▸ **TASK OBJECTIVE**: Your answer should be a single number: how many lines in the data below hold the string "SIZE".

--- begin ---

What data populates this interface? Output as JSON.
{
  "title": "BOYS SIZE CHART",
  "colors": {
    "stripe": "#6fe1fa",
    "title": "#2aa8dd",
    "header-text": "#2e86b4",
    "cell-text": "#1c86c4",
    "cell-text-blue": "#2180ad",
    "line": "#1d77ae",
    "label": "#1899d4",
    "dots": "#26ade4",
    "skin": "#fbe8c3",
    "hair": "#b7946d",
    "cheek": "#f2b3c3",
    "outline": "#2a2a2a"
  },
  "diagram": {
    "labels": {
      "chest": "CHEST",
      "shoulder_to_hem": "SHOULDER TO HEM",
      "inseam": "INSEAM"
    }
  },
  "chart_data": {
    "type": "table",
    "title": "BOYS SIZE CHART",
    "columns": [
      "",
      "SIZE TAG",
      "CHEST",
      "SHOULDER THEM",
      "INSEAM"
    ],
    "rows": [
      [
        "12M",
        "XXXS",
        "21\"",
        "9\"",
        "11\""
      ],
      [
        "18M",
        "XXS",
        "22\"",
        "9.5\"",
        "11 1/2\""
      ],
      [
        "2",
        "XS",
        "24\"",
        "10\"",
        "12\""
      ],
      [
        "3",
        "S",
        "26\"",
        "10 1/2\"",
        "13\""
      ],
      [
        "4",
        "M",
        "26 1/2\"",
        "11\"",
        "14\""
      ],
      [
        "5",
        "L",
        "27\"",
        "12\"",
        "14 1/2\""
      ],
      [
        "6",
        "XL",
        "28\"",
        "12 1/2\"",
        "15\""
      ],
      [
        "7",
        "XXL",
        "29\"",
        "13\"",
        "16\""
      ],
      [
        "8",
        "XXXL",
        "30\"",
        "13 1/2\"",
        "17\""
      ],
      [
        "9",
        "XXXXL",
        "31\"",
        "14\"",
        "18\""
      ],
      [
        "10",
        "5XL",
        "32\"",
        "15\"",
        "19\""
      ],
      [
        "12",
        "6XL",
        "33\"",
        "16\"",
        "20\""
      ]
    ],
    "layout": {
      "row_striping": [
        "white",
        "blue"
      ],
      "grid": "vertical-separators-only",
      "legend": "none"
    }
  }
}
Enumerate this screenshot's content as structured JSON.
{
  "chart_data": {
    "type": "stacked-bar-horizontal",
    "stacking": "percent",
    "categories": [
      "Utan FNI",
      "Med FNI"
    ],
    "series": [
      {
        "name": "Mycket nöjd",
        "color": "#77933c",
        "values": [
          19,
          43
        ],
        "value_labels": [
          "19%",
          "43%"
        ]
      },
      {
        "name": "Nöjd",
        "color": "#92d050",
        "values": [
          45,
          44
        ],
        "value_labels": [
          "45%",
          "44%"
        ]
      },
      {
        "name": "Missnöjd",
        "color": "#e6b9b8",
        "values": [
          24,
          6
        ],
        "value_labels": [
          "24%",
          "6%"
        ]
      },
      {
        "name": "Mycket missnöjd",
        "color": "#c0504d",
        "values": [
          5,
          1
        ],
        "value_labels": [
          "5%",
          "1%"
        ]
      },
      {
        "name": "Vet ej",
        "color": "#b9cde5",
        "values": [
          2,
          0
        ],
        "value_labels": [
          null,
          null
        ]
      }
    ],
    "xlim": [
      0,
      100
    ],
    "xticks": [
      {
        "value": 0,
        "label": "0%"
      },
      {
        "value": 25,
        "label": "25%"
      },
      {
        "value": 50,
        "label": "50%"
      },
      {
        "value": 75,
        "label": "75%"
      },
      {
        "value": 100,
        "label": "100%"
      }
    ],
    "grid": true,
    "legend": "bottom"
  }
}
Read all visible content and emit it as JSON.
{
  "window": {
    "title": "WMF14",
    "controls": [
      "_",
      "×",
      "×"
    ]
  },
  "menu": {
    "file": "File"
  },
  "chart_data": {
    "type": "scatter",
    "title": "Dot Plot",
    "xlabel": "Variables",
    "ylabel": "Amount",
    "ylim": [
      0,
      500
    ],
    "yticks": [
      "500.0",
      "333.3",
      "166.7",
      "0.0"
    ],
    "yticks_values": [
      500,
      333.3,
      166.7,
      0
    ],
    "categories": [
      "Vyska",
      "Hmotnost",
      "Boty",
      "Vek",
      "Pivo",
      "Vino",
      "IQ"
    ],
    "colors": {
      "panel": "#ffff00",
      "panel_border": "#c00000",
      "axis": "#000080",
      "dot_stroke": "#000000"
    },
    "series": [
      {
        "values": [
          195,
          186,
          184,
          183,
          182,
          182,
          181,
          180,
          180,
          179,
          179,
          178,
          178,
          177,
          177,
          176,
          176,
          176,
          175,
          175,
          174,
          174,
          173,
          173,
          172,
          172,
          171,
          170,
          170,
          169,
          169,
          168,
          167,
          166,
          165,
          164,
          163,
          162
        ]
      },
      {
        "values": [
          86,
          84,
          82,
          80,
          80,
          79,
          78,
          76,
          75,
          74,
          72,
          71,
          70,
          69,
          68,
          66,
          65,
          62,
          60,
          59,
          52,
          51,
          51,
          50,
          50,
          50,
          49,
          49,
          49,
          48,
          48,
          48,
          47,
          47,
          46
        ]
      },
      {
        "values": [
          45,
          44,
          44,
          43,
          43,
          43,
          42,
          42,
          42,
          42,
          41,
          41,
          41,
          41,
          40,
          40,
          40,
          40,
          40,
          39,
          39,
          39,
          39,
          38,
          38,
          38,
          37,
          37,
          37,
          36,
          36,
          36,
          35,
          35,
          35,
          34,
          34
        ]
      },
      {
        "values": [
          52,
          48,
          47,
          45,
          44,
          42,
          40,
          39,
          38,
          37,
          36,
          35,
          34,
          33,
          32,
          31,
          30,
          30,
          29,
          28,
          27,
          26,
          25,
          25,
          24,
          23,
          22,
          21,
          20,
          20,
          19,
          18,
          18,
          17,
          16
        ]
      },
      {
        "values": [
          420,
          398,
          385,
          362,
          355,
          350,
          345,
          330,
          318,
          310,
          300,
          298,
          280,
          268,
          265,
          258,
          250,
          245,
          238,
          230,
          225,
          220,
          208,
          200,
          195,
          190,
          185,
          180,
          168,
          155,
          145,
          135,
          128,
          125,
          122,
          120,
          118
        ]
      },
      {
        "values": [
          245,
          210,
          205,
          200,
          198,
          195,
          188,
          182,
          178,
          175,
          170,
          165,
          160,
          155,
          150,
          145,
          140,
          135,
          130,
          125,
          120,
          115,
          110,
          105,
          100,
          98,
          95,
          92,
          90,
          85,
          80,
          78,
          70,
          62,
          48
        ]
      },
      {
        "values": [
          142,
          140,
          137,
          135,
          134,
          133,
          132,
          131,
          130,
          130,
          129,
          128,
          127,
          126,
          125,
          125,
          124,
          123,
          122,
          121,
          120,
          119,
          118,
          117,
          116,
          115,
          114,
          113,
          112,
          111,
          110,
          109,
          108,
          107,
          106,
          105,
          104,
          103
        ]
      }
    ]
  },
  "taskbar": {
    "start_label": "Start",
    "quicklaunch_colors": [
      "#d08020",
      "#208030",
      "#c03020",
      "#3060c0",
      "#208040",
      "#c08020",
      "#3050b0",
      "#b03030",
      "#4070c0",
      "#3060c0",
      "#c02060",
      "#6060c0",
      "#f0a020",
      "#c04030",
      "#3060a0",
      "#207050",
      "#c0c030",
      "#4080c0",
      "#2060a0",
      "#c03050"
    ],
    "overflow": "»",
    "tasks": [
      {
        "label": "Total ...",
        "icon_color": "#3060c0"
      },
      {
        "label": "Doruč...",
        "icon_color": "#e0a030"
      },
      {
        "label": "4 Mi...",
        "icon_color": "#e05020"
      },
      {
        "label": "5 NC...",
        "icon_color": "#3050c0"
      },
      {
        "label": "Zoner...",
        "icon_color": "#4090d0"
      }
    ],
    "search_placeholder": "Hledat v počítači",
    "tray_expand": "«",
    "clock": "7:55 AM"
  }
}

--- end ---

▸ **RESPONSE**: 3